==== Dataset entries ====

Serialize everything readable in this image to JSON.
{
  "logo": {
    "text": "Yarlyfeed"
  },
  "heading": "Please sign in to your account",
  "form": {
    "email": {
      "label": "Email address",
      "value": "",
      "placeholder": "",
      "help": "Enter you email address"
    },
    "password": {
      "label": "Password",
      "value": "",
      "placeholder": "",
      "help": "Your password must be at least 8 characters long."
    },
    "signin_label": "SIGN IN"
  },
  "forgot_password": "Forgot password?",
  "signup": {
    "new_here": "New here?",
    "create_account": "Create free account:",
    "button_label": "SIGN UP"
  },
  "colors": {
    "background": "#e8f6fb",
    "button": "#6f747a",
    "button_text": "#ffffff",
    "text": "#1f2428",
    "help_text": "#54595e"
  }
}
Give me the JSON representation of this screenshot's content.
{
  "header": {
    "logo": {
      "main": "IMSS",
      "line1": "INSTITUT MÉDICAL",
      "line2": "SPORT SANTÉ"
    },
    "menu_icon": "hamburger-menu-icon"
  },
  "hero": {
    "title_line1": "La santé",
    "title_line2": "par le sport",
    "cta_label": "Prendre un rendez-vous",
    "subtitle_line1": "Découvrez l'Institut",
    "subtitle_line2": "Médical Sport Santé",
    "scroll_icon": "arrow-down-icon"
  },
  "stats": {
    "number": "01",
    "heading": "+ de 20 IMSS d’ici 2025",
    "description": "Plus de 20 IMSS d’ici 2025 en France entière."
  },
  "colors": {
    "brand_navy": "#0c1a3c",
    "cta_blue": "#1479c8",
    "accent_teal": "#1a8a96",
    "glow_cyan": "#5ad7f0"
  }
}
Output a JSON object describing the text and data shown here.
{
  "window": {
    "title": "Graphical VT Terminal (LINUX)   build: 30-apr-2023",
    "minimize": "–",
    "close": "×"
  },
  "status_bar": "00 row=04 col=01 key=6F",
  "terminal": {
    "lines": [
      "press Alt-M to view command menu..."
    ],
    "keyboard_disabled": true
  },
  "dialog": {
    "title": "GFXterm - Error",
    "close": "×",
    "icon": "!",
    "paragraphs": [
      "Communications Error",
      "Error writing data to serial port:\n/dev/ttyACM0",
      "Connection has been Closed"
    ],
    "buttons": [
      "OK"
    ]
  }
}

====

> [Aim]: In the data above, tally the lines holding "address" and answer with the figure only.

> [Task solution]: 2